§ What the exercise asks: Write out all of the entries exactly, please.

§ Material:

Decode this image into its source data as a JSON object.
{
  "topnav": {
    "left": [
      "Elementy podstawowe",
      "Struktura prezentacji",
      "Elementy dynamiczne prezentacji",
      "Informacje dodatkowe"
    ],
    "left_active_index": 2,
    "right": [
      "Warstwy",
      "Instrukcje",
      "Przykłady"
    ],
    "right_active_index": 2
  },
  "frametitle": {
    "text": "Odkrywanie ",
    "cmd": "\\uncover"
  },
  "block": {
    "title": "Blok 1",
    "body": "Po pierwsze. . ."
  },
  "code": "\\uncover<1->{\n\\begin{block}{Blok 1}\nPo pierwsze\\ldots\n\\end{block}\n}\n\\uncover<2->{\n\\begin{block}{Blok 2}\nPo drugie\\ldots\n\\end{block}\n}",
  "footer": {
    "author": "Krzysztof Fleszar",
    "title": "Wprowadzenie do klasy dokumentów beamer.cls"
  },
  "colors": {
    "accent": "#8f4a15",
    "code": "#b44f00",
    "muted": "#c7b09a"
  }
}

§ Exercise output:
Decode this image into its source data as a JSON object.
{
  "topnav": {
    "left": [
      "Elementy podstawowe",
      "Struktura prezentacji",
      "Elementy dynamiczne prezentacji",
      "Informacje dodatkowe"
    ],
    "left_active_index": 2,
    "right": [
      "Warstwy",
      "Instrukcje",
      "Przykłady"
    ],
    "right_active_index": 2
  },
  "frametitle": {
    "text": "Odkrywanie ",
    "cmd": "\\uncover"
  },
  "block": {
    "title": "Blok 1",
    "body": "Po pierwsze. . ."
  },
  "code": "\\uncover<1->{\n\\begin{block}{Blok 1}\nPo pierwsze\\ldots\n\\end{block}\n}\n\\uncover<2->{\n\\begin{block}{Blok 2}\nPo drugie\\ldots\n\\end{block}\n}",
  "footer": {
    "author": "Krzysztof Fleszar",
    "title": "Wprowadzenie do klasy dokumentów beamer.cls"
  },
  "colors": {
    "accent": "#8f4a15",
    "code": "#b44f00",
    "muted": "#c7b09a"
  }
}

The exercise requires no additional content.